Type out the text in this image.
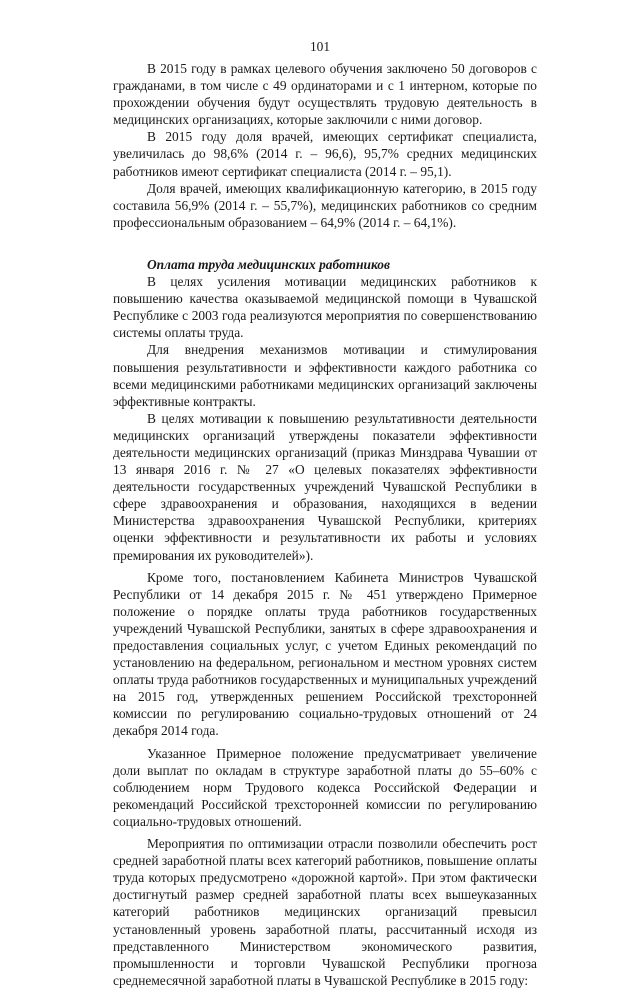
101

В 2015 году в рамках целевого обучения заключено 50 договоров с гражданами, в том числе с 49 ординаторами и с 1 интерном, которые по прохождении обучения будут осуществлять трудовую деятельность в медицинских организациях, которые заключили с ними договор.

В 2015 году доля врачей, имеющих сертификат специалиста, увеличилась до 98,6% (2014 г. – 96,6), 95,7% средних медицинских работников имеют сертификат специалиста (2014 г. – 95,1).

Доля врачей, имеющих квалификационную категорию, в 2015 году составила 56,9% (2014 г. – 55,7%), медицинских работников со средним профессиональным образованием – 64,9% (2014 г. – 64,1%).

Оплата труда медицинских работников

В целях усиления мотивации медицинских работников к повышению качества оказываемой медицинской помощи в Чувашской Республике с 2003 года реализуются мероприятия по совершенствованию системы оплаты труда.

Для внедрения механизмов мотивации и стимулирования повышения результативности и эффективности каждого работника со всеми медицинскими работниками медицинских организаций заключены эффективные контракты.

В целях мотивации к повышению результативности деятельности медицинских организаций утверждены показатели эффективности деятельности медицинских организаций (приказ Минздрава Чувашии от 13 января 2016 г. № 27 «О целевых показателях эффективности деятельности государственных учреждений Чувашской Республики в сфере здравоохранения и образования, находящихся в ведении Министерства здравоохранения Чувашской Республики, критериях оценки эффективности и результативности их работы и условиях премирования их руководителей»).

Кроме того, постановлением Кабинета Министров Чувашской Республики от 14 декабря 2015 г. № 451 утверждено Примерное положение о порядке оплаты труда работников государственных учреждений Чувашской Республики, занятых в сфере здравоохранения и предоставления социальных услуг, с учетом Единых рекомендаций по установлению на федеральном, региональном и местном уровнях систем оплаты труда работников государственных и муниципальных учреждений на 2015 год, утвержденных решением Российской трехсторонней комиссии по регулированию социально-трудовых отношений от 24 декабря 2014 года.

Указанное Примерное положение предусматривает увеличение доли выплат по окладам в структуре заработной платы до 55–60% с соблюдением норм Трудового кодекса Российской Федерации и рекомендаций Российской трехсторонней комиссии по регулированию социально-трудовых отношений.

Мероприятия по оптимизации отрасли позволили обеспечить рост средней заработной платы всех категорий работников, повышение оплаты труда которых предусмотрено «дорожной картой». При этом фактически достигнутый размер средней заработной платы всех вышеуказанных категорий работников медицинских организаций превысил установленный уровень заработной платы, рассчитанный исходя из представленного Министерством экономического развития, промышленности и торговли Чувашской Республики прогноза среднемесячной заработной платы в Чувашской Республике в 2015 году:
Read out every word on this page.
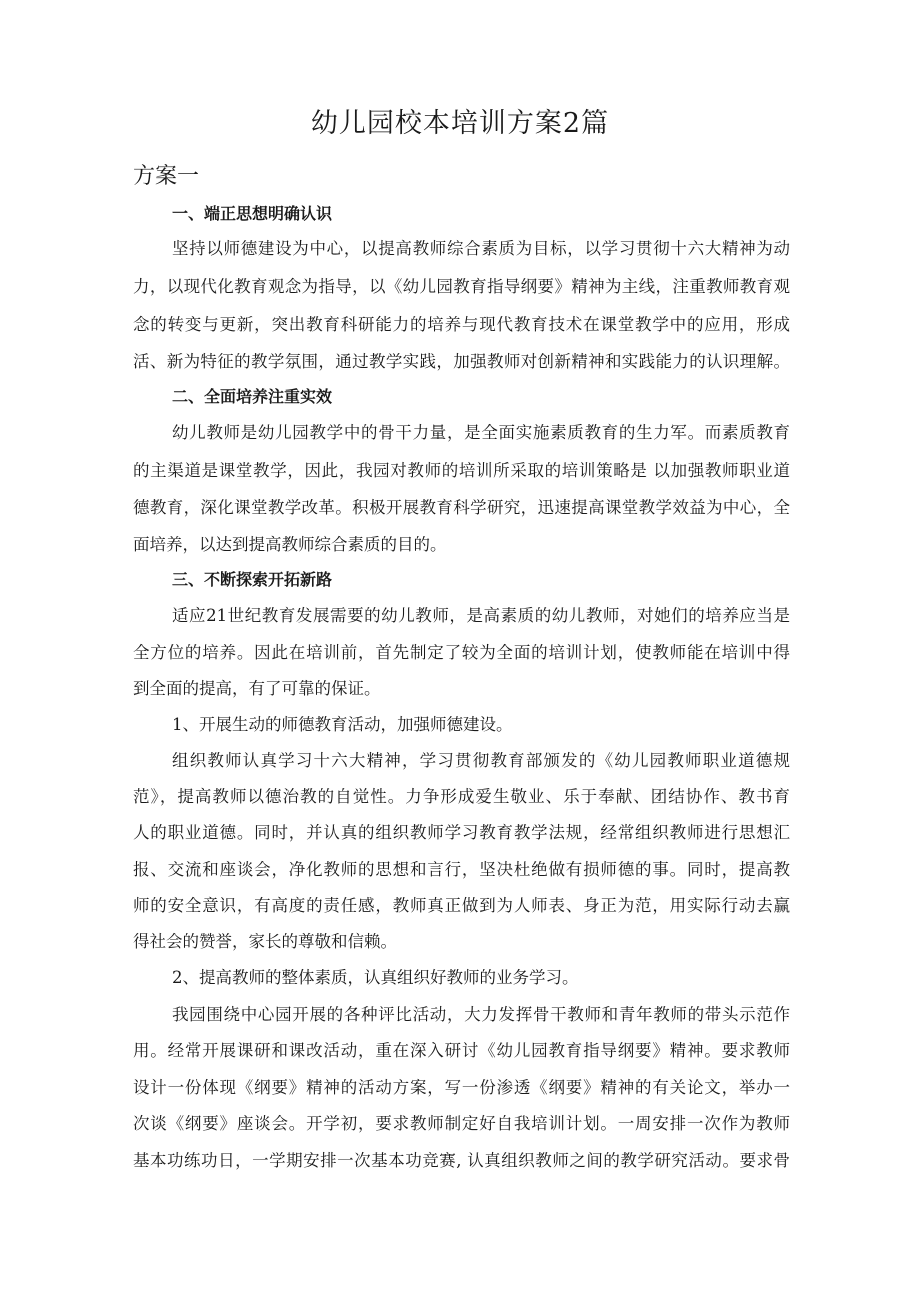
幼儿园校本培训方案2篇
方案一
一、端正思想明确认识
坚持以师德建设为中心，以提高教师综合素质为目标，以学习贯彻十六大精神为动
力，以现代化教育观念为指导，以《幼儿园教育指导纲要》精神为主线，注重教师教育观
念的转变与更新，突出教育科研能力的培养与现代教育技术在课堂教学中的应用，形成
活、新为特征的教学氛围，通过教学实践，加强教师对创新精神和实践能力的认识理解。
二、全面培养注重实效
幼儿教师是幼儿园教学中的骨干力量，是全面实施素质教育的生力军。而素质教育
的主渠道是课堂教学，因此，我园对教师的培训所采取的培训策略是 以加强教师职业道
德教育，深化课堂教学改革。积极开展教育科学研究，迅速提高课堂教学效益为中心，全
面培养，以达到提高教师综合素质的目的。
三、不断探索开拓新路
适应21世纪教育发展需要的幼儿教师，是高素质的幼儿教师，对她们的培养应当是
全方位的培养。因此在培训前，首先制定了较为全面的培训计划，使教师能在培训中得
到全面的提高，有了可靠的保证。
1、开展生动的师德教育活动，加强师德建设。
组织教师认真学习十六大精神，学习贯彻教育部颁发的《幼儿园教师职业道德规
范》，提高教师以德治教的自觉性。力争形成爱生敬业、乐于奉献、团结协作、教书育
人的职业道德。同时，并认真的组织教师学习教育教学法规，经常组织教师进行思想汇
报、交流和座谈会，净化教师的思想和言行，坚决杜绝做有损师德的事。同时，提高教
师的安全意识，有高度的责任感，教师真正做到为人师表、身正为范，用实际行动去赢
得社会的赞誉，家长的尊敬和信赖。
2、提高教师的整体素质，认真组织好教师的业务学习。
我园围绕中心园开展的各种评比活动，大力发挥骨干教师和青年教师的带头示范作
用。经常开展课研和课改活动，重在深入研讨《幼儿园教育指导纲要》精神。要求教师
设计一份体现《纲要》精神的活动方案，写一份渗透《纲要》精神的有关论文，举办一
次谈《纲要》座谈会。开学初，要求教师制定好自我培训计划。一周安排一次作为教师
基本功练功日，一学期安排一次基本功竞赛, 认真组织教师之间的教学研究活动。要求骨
* * *
-- PROBLEM STATEMENT --
Return each line with "幼儿园教育指导纲要".

-- SOLUTION TO THIS PROBLEM --
力，以现代化教育观念为指导，以《幼儿园教育指导纲要》精神为主线，注重教师教育观
用。经常开展课研和课改活动，重在深入研讨《幼儿园教育指导纲要》精神。要求教师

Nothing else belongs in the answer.